• _Short exercise_
In the entries below, find every line holding the string "triangle" and collect it.
## BEGIN
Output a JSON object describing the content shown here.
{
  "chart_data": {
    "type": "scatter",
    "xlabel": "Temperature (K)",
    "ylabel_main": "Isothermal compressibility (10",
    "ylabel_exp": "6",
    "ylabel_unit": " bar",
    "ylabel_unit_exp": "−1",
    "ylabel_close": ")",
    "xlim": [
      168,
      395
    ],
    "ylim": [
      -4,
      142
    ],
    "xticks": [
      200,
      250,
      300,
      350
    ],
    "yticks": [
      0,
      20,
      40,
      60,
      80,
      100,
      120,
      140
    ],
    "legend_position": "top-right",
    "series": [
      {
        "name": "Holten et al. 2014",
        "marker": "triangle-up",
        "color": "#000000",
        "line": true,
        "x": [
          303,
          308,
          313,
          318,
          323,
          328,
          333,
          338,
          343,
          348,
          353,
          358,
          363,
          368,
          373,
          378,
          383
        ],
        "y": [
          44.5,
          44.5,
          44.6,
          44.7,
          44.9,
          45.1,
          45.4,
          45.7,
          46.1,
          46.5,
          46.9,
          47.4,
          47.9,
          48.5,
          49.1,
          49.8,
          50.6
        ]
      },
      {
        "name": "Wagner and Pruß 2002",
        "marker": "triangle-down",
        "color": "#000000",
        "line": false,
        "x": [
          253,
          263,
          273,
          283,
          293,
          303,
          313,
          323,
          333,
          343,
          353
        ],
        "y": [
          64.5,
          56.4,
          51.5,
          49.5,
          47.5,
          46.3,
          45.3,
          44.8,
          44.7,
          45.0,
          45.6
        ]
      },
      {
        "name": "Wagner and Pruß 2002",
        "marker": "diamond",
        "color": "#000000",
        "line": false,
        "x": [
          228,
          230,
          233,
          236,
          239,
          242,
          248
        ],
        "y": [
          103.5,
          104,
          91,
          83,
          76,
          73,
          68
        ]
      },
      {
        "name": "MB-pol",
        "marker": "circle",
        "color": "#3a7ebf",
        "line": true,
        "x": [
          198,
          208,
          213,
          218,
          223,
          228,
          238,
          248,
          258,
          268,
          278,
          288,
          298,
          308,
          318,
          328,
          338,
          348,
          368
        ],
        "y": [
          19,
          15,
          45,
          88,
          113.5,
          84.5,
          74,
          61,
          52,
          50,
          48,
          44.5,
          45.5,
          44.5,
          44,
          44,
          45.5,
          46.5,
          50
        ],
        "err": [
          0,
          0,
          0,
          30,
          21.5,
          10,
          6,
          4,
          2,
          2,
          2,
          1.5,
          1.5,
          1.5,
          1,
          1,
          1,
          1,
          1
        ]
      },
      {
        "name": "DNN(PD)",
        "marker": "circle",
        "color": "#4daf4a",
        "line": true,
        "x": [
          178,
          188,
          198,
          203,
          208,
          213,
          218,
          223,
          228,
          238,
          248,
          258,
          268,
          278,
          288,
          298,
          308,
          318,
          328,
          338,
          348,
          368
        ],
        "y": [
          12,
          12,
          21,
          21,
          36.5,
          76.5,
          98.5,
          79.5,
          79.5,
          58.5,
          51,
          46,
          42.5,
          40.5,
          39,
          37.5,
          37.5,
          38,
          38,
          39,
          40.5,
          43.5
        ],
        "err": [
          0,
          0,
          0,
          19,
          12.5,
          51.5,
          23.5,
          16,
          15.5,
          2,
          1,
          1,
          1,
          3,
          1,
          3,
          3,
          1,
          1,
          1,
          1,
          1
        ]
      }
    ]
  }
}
## END
• _Answer to the exercise_
        "marker": "triangle-up",
        "marker": "triangle-down",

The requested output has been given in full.